INSTRUCTIONS FOR THE TASK: What is the number of lines holding the word "relationships"? Write that number and nothing else.

(Chart and figure data)
start
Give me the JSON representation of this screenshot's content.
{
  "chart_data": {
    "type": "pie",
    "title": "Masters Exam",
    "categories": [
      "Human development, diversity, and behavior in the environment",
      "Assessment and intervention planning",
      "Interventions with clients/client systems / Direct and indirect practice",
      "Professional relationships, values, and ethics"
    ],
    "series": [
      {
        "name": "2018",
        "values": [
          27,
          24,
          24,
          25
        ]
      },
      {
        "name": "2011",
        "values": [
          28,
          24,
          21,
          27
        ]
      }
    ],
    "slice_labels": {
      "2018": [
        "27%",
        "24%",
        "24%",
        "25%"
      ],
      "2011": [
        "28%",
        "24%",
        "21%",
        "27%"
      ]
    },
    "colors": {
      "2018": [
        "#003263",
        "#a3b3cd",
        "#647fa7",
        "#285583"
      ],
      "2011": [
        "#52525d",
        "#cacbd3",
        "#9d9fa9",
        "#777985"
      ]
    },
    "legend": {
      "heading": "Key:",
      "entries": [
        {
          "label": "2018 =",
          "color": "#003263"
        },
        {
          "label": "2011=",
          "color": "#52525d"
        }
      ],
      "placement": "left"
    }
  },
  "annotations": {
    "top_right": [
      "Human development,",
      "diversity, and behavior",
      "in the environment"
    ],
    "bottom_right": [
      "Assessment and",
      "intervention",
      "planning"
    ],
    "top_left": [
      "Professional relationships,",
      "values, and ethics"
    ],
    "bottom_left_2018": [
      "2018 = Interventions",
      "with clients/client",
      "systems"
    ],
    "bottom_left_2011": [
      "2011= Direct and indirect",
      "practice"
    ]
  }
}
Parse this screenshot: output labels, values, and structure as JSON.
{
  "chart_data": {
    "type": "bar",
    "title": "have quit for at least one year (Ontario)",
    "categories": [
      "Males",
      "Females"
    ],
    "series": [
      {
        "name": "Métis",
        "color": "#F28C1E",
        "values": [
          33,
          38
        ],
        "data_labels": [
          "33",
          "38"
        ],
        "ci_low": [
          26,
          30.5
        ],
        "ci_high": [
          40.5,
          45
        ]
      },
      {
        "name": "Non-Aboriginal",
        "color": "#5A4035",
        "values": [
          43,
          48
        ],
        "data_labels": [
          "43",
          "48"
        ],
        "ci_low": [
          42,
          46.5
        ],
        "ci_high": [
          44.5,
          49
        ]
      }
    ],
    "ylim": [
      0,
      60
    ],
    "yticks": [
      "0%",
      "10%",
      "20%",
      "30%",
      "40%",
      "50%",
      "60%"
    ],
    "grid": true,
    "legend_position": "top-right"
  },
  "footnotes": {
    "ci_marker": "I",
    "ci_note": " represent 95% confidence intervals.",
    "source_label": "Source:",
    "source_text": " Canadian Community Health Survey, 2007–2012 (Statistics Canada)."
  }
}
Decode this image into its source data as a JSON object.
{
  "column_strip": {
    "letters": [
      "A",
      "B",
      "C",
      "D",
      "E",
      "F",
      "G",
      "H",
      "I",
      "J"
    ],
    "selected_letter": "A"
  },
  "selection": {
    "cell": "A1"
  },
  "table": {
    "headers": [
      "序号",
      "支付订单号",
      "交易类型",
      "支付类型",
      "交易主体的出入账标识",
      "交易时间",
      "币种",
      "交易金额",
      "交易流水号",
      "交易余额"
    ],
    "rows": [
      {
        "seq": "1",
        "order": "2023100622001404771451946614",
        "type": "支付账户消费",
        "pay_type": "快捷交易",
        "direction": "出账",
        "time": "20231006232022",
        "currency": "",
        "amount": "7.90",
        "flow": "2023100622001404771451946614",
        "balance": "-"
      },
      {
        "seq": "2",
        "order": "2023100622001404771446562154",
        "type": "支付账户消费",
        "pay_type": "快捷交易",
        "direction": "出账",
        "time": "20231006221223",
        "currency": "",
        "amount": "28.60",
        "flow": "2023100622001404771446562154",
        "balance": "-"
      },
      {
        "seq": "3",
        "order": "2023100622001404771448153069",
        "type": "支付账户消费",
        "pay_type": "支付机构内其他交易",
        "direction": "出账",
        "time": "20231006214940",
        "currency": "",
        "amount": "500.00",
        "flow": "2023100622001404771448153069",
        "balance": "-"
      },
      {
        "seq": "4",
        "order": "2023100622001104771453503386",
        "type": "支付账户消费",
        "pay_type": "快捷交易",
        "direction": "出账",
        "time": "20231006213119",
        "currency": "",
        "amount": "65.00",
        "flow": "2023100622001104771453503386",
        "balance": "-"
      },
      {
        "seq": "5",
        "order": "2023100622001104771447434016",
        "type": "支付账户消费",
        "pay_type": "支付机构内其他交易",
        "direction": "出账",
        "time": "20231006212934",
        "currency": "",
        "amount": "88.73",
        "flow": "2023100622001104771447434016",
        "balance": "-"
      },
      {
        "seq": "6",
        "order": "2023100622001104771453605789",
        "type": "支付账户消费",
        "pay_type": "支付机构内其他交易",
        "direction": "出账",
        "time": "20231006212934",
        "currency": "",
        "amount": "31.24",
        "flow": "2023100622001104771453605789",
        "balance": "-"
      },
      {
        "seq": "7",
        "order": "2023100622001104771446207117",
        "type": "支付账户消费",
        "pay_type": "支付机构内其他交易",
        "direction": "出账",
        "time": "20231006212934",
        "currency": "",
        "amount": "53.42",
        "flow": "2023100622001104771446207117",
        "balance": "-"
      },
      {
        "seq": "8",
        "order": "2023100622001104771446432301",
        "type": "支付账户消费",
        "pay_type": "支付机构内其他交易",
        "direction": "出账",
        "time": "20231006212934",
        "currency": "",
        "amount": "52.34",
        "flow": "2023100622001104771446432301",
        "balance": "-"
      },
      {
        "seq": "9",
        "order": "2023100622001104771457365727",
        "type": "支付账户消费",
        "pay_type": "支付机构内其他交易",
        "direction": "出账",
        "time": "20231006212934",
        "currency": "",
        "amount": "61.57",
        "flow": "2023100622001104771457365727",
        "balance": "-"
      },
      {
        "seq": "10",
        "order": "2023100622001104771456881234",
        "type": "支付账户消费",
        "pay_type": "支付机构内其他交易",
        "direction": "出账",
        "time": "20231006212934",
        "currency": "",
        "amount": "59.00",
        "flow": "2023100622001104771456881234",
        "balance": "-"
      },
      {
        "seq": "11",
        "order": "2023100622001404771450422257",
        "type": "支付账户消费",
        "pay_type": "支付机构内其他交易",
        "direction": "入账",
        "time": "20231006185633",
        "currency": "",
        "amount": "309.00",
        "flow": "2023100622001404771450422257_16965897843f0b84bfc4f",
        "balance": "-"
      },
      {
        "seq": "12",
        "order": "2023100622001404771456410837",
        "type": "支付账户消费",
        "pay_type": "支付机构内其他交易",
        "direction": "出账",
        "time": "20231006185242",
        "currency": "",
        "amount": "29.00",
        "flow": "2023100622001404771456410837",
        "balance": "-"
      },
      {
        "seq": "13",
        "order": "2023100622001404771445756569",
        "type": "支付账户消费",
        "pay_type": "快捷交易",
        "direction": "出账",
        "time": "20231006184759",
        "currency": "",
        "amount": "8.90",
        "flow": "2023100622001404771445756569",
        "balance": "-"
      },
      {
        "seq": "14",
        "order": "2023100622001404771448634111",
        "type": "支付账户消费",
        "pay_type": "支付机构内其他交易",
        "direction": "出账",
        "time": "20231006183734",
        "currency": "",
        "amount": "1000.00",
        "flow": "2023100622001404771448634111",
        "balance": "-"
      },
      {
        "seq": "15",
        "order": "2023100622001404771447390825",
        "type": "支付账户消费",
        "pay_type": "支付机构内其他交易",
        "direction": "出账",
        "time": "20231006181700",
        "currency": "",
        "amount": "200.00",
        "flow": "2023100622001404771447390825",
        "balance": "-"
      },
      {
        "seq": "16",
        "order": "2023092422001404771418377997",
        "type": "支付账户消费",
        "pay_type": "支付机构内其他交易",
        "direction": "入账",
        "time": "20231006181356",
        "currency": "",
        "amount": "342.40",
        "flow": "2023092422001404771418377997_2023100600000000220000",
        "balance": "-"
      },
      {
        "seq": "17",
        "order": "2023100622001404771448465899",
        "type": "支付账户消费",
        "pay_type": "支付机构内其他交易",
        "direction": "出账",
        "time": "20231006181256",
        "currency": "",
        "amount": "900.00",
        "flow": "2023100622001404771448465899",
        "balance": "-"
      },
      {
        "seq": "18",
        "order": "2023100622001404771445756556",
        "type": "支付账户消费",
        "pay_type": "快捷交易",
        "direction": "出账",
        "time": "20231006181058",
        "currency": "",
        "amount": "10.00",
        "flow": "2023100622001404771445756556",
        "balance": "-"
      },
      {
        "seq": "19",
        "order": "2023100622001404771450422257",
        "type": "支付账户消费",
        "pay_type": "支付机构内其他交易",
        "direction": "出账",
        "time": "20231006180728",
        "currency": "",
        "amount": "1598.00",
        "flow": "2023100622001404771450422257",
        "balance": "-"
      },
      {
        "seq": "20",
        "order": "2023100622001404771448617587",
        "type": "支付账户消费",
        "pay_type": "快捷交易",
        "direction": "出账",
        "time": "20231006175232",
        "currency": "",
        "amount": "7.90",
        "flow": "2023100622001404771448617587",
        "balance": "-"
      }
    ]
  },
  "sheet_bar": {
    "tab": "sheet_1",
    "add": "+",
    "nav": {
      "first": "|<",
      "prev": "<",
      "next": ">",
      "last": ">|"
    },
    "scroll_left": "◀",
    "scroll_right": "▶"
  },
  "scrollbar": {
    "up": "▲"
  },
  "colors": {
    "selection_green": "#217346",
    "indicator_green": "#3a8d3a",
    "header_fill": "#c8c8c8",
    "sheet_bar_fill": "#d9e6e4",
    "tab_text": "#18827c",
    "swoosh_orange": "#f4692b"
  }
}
end
TASK ANSWER: 2